WRITTEN INSTRUCTION |
Copy the records verbatim, from the line containing "Detect and localize" through the line containing "legend-label: γ = 0.5 xyxy=(729,109,782,130)".

GIVEN RECORDS |
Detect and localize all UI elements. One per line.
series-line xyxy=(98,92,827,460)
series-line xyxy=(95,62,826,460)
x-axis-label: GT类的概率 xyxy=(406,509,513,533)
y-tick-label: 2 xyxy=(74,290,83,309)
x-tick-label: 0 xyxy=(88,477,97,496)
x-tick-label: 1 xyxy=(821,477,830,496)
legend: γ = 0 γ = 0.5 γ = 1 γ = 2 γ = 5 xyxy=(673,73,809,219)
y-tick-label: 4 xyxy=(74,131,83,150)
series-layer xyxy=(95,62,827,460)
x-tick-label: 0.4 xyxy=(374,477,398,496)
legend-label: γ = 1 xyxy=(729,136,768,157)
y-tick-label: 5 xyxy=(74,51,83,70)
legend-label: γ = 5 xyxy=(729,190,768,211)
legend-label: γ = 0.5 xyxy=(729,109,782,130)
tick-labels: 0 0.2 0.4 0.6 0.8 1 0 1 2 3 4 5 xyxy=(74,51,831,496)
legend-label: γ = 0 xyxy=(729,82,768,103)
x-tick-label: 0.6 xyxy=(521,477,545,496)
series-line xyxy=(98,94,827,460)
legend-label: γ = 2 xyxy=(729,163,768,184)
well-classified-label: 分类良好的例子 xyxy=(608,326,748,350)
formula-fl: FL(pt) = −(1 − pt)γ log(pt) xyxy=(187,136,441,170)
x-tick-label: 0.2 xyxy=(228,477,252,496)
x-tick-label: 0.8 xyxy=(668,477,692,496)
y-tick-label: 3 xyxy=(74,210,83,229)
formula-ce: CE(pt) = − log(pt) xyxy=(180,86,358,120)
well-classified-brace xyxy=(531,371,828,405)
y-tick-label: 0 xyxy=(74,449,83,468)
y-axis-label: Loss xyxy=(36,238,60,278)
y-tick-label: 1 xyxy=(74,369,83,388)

==

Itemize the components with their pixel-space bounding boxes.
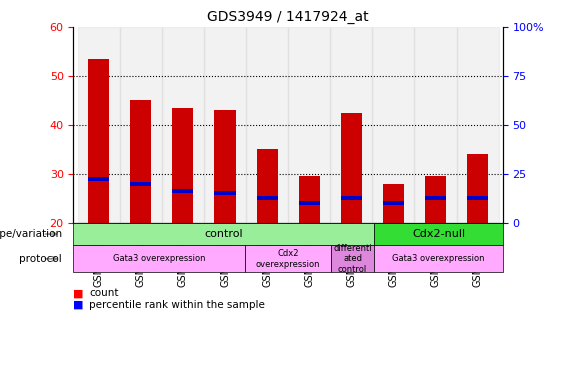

---

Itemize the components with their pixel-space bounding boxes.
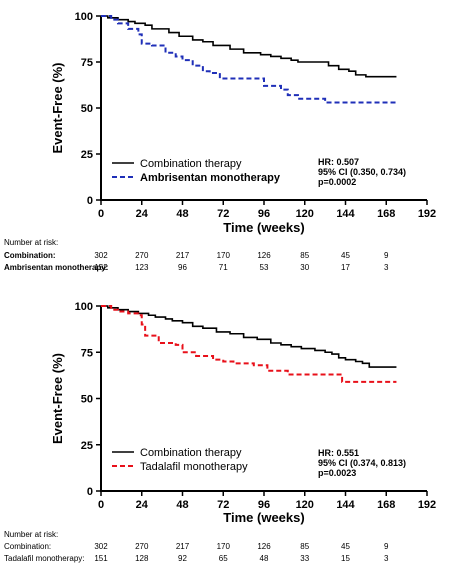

TASK OUTPUT |
Detect and localize all UI elements. One per line.
series-line xyxy=(98,92,827,460)
series-line xyxy=(95,62,826,460)
x-axis-label: GT类的概率 xyxy=(406,509,513,533)
y-tick-label: 2 xyxy=(74,290,83,309)
x-tick-label: 0 xyxy=(88,477,97,496)
x-tick-label: 1 xyxy=(821,477,830,496)
legend: γ = 0 γ = 0.5 γ = 1 γ = 2 γ = 5 xyxy=(673,73,809,219)
y-tick-label: 4 xyxy=(74,131,83,150)
series-layer xyxy=(95,62,827,460)
x-tick-label: 0.4 xyxy=(374,477,398,496)
legend-label: γ = 1 xyxy=(729,136,768,157)
y-tick-label: 5 xyxy=(74,51,83,70)
legend-label: γ = 5 xyxy=(729,190,768,211)
legend-label: γ = 0.5 xyxy=(729,109,782,130)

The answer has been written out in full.